(WORK TO BE COMPLETED) Copy only this range: the line with "Enumerate this screenshot's" through the final line of the material, inclusive at both ends.

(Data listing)
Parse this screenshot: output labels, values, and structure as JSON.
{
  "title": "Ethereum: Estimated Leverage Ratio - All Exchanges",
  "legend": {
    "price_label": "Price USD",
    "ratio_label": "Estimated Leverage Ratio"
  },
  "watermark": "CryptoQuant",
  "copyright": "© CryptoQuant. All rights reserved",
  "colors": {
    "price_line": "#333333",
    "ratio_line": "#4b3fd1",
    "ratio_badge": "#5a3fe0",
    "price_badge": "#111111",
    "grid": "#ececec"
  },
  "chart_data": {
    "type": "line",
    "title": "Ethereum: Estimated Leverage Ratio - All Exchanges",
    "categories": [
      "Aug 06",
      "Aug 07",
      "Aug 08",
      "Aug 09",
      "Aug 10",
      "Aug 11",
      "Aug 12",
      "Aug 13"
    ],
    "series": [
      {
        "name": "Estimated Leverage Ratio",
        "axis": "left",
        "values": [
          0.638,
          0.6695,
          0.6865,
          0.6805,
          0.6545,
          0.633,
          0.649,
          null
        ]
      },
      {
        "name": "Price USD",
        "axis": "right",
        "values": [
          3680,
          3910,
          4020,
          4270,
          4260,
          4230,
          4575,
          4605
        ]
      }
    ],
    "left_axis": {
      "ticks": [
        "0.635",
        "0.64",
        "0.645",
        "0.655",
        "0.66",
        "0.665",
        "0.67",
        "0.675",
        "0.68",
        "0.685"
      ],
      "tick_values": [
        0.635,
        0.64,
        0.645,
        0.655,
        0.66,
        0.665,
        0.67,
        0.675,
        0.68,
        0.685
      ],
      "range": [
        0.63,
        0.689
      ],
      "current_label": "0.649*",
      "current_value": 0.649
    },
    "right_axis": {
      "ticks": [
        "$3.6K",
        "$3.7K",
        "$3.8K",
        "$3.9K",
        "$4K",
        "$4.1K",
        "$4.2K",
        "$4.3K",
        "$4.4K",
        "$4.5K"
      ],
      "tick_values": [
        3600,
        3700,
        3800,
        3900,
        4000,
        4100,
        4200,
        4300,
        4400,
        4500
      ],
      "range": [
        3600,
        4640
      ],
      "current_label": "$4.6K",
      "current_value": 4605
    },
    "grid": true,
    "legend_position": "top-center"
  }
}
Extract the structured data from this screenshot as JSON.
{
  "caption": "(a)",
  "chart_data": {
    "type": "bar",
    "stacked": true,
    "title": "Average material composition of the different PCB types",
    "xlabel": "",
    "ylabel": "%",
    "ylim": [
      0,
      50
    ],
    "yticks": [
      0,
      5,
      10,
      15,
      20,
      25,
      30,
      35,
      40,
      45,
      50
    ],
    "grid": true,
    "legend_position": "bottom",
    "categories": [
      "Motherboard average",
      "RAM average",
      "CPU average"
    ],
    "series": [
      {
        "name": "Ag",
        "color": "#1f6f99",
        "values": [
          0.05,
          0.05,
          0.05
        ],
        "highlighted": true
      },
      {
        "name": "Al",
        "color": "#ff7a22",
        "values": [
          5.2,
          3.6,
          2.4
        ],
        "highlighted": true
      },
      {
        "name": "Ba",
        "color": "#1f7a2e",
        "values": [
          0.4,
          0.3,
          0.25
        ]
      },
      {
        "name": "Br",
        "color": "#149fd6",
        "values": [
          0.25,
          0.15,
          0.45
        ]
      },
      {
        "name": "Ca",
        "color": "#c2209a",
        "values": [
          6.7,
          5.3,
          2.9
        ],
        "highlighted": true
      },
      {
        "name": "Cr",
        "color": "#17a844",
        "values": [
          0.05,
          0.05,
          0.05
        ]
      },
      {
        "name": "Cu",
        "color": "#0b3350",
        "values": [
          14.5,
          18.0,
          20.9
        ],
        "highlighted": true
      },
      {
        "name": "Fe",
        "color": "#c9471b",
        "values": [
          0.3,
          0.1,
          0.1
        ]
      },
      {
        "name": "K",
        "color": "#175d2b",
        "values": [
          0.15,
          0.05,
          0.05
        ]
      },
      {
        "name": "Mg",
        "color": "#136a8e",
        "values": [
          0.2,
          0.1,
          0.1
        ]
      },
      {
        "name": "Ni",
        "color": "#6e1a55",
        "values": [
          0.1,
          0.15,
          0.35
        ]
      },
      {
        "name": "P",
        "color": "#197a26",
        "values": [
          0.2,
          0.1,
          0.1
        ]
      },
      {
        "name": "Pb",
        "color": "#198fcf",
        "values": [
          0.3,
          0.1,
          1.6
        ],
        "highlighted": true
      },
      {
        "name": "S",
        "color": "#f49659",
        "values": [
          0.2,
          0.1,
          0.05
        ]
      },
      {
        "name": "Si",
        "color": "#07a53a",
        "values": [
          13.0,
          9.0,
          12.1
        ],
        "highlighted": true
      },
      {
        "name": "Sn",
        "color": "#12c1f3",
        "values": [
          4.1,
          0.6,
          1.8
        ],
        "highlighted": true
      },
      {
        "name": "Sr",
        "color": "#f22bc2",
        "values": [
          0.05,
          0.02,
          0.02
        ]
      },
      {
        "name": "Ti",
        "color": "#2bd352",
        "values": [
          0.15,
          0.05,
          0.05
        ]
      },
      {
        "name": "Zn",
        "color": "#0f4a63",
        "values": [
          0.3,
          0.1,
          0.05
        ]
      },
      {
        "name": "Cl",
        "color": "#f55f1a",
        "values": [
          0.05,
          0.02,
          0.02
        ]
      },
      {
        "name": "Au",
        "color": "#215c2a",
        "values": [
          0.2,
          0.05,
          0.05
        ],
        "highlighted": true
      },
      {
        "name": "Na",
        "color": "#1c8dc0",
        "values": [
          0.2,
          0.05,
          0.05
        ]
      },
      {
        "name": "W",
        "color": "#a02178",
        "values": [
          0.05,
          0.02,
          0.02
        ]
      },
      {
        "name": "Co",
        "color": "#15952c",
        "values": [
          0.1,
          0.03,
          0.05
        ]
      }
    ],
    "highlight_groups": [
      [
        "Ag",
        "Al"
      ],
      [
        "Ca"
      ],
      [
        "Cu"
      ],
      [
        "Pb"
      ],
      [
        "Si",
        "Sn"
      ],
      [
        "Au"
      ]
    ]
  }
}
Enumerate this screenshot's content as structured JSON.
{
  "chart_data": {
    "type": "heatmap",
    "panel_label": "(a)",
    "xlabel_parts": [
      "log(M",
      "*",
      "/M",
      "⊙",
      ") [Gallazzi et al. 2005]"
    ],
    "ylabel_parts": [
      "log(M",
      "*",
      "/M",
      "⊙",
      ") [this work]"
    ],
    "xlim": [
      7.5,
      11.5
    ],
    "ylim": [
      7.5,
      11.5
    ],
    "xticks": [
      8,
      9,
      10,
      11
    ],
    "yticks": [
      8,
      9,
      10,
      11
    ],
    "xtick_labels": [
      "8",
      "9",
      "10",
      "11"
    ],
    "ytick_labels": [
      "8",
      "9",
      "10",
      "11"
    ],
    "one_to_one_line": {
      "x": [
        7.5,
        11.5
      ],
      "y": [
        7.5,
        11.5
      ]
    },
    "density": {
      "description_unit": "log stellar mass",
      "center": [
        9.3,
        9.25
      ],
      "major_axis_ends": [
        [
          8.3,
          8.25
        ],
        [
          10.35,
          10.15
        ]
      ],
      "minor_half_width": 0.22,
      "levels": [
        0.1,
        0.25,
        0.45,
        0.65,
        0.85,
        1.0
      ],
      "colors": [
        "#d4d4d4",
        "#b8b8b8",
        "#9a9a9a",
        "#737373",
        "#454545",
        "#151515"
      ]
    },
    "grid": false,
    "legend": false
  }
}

(FINAL RESULT)
Enumerate this screenshot's content as structured JSON.
{
  "chart_data": {
    "type": "heatmap",
    "panel_label": "(a)",
    "xlabel_parts": [
      "log(M",
      "*",
      "/M",
      "⊙",
      ") [Gallazzi et al. 2005]"
    ],
    "ylabel_parts": [
      "log(M",
      "*",
      "/M",
      "⊙",
      ") [this work]"
    ],
    "xlim": [
      7.5,
      11.5
    ],
    "ylim": [
      7.5,
      11.5
    ],
    "xticks": [
      8,
      9,
      10,
      11
    ],
    "yticks": [
      8,
      9,
      10,
      11
    ],
    "xtick_labels": [
      "8",
      "9",
      "10",
      "11"
    ],
    "ytick_labels": [
      "8",
      "9",
      "10",
      "11"
    ],
    "one_to_one_line": {
      "x": [
        7.5,
        11.5
      ],
      "y": [
        7.5,
        11.5
      ]
    },
    "density": {
      "description_unit": "log stellar mass",
      "center": [
        9.3,
        9.25
      ],
      "major_axis_ends": [
        [
          8.3,
          8.25
        ],
        [
          10.35,
          10.15
        ]
      ],
      "minor_half_width": 0.22,
      "levels": [
        0.1,
        0.25,
        0.45,
        0.65,
        0.85,
        1.0
      ],
      "colors": [
        "#d4d4d4",
        "#b8b8b8",
        "#9a9a9a",
        "#737373",
        "#454545",
        "#151515"
      ]
    },
    "grid": false,
    "legend": false
  }
}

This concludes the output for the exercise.